----- DATA TO USE -----

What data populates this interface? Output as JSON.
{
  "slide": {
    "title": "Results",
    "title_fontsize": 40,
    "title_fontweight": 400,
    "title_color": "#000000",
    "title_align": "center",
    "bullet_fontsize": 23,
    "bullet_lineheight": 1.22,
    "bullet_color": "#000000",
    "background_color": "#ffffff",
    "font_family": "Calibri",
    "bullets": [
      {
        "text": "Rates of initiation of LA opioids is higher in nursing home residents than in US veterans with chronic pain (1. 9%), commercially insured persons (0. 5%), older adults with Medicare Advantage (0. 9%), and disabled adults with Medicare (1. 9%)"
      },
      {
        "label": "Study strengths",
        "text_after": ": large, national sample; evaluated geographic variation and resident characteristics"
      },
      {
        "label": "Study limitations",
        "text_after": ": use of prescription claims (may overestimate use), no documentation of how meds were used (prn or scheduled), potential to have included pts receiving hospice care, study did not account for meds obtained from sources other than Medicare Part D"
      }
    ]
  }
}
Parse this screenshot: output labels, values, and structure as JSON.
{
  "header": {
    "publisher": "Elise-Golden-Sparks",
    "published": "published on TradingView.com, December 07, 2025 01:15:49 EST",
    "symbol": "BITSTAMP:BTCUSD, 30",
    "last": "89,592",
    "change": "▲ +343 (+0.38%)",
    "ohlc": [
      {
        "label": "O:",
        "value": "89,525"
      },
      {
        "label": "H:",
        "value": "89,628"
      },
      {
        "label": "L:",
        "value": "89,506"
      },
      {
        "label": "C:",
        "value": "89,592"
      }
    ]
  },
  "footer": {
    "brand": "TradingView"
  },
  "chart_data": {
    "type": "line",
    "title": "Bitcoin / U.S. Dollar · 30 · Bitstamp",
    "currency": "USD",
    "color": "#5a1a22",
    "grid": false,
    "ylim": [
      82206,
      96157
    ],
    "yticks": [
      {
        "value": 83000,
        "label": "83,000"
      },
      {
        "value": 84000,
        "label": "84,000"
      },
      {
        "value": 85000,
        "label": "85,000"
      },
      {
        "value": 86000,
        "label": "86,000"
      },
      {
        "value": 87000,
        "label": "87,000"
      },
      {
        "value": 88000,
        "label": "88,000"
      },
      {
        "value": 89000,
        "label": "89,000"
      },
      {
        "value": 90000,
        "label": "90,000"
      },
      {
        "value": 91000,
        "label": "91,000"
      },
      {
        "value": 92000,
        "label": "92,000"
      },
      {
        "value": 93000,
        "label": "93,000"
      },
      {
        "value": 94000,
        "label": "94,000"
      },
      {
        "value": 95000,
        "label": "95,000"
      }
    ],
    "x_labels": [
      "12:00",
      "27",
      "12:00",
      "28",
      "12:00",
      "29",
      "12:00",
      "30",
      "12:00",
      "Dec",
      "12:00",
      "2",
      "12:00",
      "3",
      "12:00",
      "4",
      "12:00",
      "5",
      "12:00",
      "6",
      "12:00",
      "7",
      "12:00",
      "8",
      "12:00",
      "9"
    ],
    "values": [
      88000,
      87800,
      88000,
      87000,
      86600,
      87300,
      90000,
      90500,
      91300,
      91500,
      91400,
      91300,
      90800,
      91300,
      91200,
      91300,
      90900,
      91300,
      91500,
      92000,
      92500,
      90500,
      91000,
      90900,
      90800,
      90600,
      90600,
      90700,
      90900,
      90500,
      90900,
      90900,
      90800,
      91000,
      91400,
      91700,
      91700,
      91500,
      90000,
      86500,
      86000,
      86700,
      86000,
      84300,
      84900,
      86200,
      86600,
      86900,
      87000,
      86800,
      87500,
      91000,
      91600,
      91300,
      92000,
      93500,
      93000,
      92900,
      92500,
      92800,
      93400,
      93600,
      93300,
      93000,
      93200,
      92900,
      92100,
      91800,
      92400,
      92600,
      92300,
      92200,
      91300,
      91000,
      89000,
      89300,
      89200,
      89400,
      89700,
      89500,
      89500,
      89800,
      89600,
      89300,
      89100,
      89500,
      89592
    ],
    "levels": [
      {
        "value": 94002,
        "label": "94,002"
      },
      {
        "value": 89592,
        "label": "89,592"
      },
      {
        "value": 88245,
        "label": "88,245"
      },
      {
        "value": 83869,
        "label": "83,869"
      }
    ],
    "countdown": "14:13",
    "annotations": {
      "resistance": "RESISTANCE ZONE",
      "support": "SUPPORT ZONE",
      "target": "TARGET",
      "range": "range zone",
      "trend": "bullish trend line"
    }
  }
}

-----

# [WHAT IS BEING ASKED]
Identify and copy all lines with the word "values".

# [RESULT]
Parse this screenshot: output labels, values, and structure as JSON.
    "values": [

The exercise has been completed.